> [Work to be completed]:
Output each line of the material exactly as it stands.

Collection entries:
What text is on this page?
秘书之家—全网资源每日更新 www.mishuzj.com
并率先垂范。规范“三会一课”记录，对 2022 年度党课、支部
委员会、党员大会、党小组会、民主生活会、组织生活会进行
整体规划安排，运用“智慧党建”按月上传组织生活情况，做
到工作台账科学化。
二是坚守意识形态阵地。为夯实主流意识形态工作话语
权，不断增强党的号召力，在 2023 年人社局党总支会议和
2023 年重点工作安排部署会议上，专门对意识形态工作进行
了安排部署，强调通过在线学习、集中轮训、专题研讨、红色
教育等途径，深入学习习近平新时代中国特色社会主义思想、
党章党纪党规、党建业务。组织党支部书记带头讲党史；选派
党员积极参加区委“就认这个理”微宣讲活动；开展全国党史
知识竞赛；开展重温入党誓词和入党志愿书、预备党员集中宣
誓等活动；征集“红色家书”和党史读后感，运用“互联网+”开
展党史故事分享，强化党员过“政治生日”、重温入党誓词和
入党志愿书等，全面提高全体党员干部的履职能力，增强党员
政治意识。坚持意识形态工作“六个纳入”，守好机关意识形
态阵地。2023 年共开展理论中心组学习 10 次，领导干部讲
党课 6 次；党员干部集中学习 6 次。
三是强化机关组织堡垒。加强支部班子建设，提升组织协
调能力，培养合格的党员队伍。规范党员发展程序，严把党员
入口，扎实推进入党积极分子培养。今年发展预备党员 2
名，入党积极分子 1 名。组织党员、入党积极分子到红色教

> [Worked answer]:
What text is on this page?
秘书之家—全网资源每日更新 www.mishuzj.com
并率先垂范。规范“三会一课”记录，对 2022 年度党课、支部
委员会、党员大会、党小组会、民主生活会、组织生活会进行
整体规划安排，运用“智慧党建”按月上传组织生活情况，做
到工作台账科学化。
二是坚守意识形态阵地。为夯实主流意识形态工作话语
权，不断增强党的号召力，在 2023 年人社局党总支会议和
2023 年重点工作安排部署会议上，专门对意识形态工作进行
了安排部署，强调通过在线学习、集中轮训、专题研讨、红色
教育等途径，深入学习习近平新时代中国特色社会主义思想、
党章党纪党规、党建业务。组织党支部书记带头讲党史；选派
党员积极参加区委“就认这个理”微宣讲活动；开展全国党史
知识竞赛；开展重温入党誓词和入党志愿书、预备党员集中宣
誓等活动；征集“红色家书”和党史读后感，运用“互联网+”开
展党史故事分享，强化党员过“政治生日”、重温入党誓词和
入党志愿书等，全面提高全体党员干部的履职能力，增强党员
政治意识。坚持意识形态工作“六个纳入”，守好机关意识形
态阵地。2023 年共开展理论中心组学习 10 次，领导干部讲
党课 6 次；党员干部集中学习 6 次。
三是强化机关组织堡垒。加强支部班子建设，提升组织协
调能力，培养合格的党员队伍。规范党员发展程序，严把党员
入口，扎实推进入党积极分子培养。今年发展预备党员 2
名，入党积极分子 1 名。组织党员、入党积极分子到红色教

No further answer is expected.